Check every line of the data below for the string "JSON", and copy the ones that hold it.

(Entries with figure data)
───
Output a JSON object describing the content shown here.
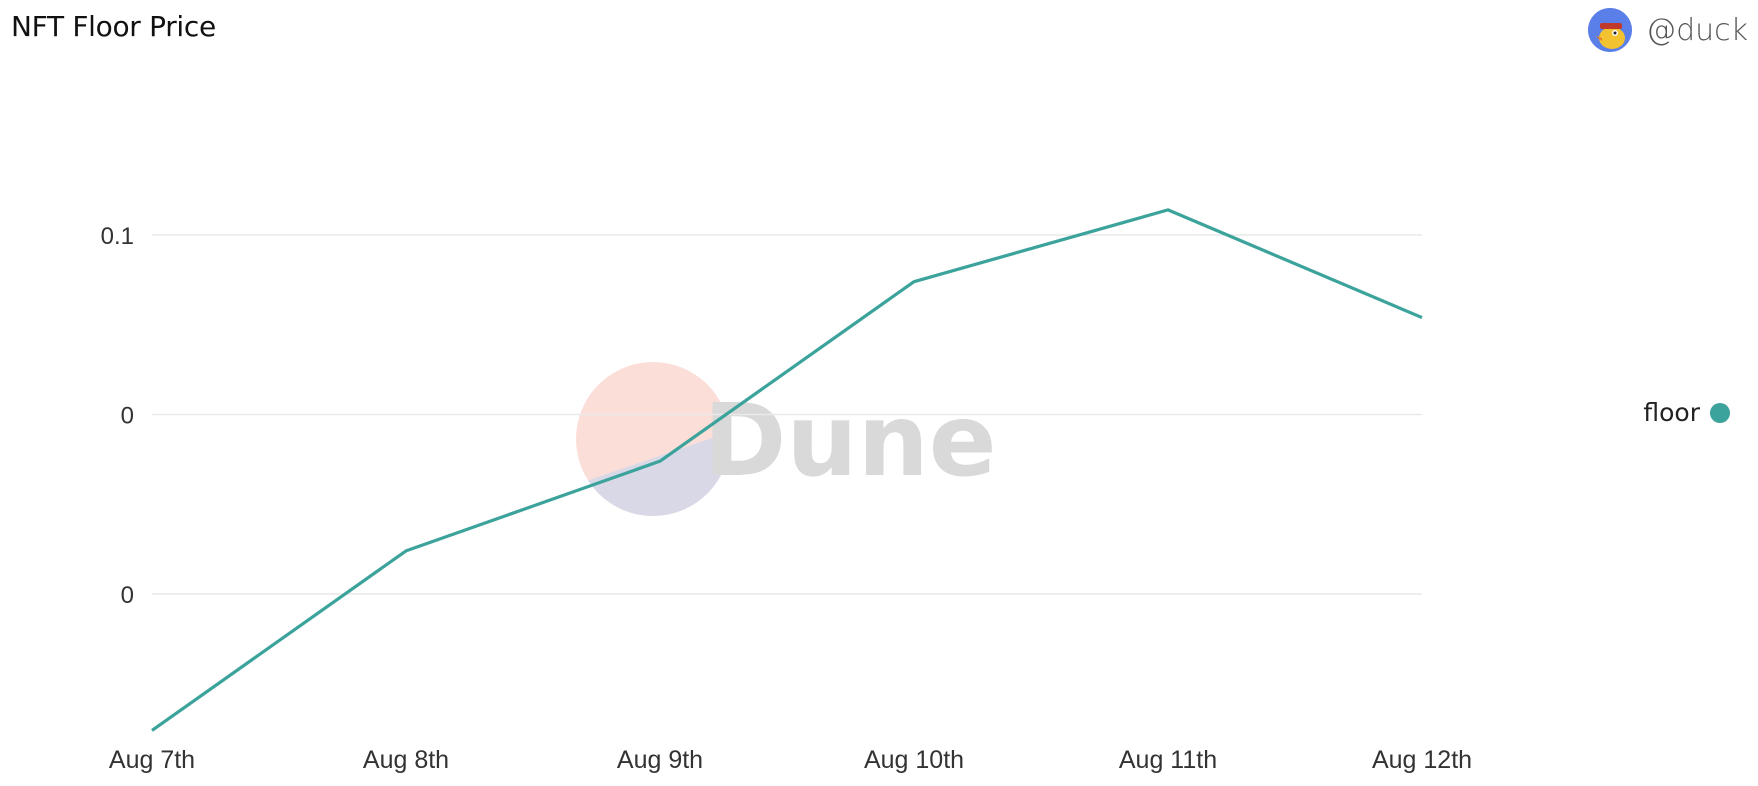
{
  "header": {
    "title": "NFT Floor Price",
    "author": "@duck",
    "avatar_icon": "duck-avatar-icon"
  },
  "watermark": {
    "text": "Dune"
  },
  "legend": {
    "label": "floor"
  },
  "chart_data": {
    "type": "line",
    "title": "NFT Floor Price",
    "xlabel": "",
    "ylabel": "",
    "categories": [
      "Aug 7th",
      "Aug 8th",
      "Aug 9th",
      "Aug 10th",
      "Aug 11th",
      "Aug 12th"
    ],
    "y_tick_labels": [
      "0",
      "0",
      "0.1"
    ],
    "y_tick_values": [
      0.0,
      0.05,
      0.1
    ],
    "ylim": [
      -0.038,
      0.1
    ],
    "series": [
      {
        "name": "floor",
        "color": "#3ba39b",
        "values": [
          -0.038,
          0.012,
          0.037,
          0.087,
          0.107,
          0.077
        ]
      }
    ],
    "grid": true,
    "legend_position": "right"
  }
}
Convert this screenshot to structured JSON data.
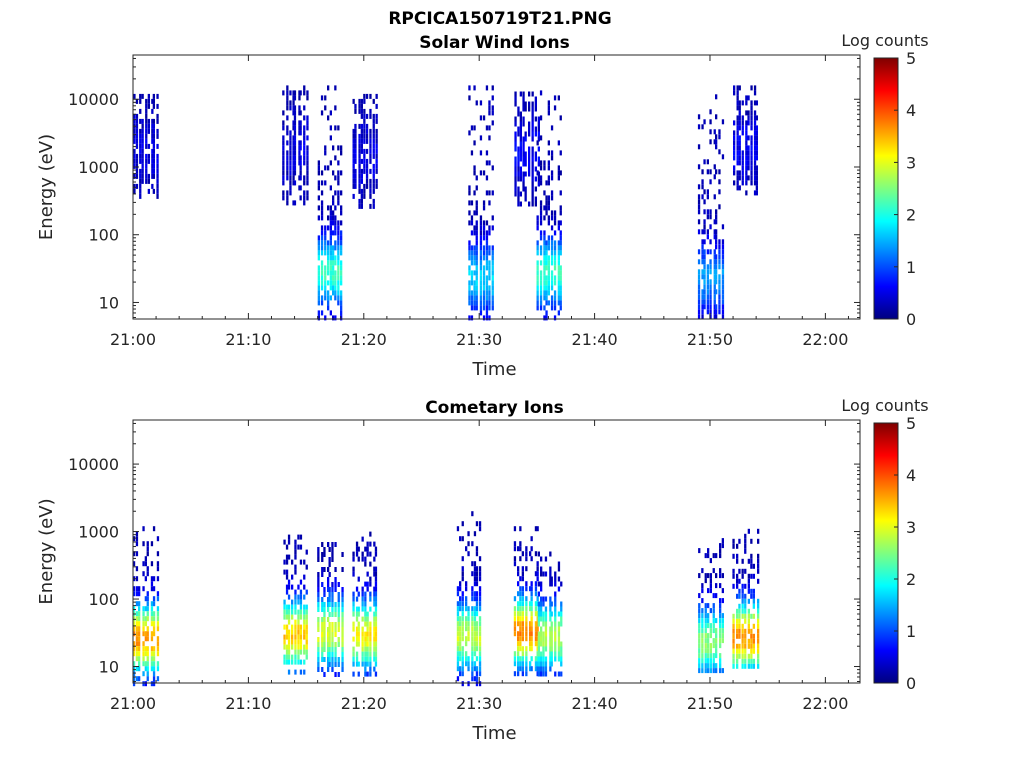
{
  "figure_title": "RPCICA150719T21.PNG",
  "colors": {
    "colormap": [
      "#00007f",
      "#0000ff",
      "#007fff",
      "#00ffff",
      "#7fff7f",
      "#ffff00",
      "#ff7f00",
      "#ff0000",
      "#7f0000"
    ],
    "axis": "#262626"
  },
  "chart_data": [
    {
      "type": "heatmap",
      "title": "Solar Wind Ions",
      "xlabel": "Time",
      "ylabel": "Energy (eV)",
      "yscale": "log",
      "xlim": [
        "21:00",
        "22:03"
      ],
      "ylim": [
        5.7,
        45000
      ],
      "x_ticks": [
        "21:00",
        "21:10",
        "21:20",
        "21:30",
        "21:40",
        "21:50",
        "22:00"
      ],
      "y_ticks": [
        10,
        100,
        1000,
        10000
      ],
      "y_tick_labels": [
        "10",
        "100",
        "1000",
        "10000"
      ],
      "colorbar": {
        "label": "Log counts",
        "range": [
          0,
          5
        ],
        "ticks": [
          "0",
          "1",
          "2",
          "3",
          "4",
          "5"
        ]
      },
      "bursts": [
        {
          "time": "21:01",
          "emin": 400,
          "emax": 12000,
          "peak": 0.3,
          "peak_energy": 2000
        },
        {
          "time": "21:14",
          "emin": 300,
          "emax": 16000,
          "peak": 0.3,
          "peak_energy": 2000
        },
        {
          "time": "21:17",
          "emin": 6,
          "emax": 16000,
          "peak": 2.0,
          "peak_energy": 30
        },
        {
          "time": "21:20",
          "emin": 250,
          "emax": 12000,
          "peak": 0.3,
          "peak_energy": 1500
        },
        {
          "time": "21:30",
          "emin": 6,
          "emax": 16000,
          "peak": 1.5,
          "peak_energy": 25
        },
        {
          "time": "21:34",
          "emin": 300,
          "emax": 13000,
          "peak": 0.4,
          "peak_energy": 2000
        },
        {
          "time": "21:36",
          "emin": 6,
          "emax": 16000,
          "peak": 2.0,
          "peak_energy": 30
        },
        {
          "time": "21:50",
          "emin": 6,
          "emax": 14000,
          "peak": 1.2,
          "peak_energy": 25
        },
        {
          "time": "21:53",
          "emin": 450,
          "emax": 16000,
          "peak": 0.4,
          "peak_energy": 2000
        }
      ]
    },
    {
      "type": "heatmap",
      "title": "Cometary Ions",
      "xlabel": "Time",
      "ylabel": "Energy (eV)",
      "yscale": "log",
      "xlim": [
        "21:00",
        "22:03"
      ],
      "ylim": [
        5.7,
        45000
      ],
      "x_ticks": [
        "21:00",
        "21:10",
        "21:20",
        "21:30",
        "21:40",
        "21:50",
        "22:00"
      ],
      "y_ticks": [
        10,
        100,
        1000,
        10000
      ],
      "y_tick_labels": [
        "10",
        "100",
        "1000",
        "10000"
      ],
      "colorbar": {
        "label": "Log counts",
        "range": [
          0,
          5
        ],
        "ticks": [
          "0",
          "1",
          "2",
          "3",
          "4",
          "5"
        ]
      },
      "bursts": [
        {
          "time": "21:01",
          "emin": 6,
          "emax": 1200,
          "peak": 3.5,
          "peak_energy": 28
        },
        {
          "time": "21:14",
          "emin": 8,
          "emax": 900,
          "peak": 3.2,
          "peak_energy": 32
        },
        {
          "time": "21:17",
          "emin": 8,
          "emax": 700,
          "peak": 2.8,
          "peak_energy": 35
        },
        {
          "time": "21:20",
          "emin": 8,
          "emax": 1000,
          "peak": 3.0,
          "peak_energy": 32
        },
        {
          "time": "21:29",
          "emin": 6,
          "emax": 2000,
          "peak": 2.7,
          "peak_energy": 30
        },
        {
          "time": "21:34",
          "emin": 8,
          "emax": 1200,
          "peak": 3.6,
          "peak_energy": 35
        },
        {
          "time": "21:36",
          "emin": 8,
          "emax": 600,
          "peak": 2.6,
          "peak_energy": 30
        },
        {
          "time": "21:50",
          "emin": 8,
          "emax": 800,
          "peak": 2.4,
          "peak_energy": 25
        },
        {
          "time": "21:53",
          "emin": 10,
          "emax": 1100,
          "peak": 3.5,
          "peak_energy": 30
        }
      ]
    }
  ]
}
───
• [FULL OUTPUT]:
Output a JSON object describing the content shown here.
Convert this screenshot to structured JSON data.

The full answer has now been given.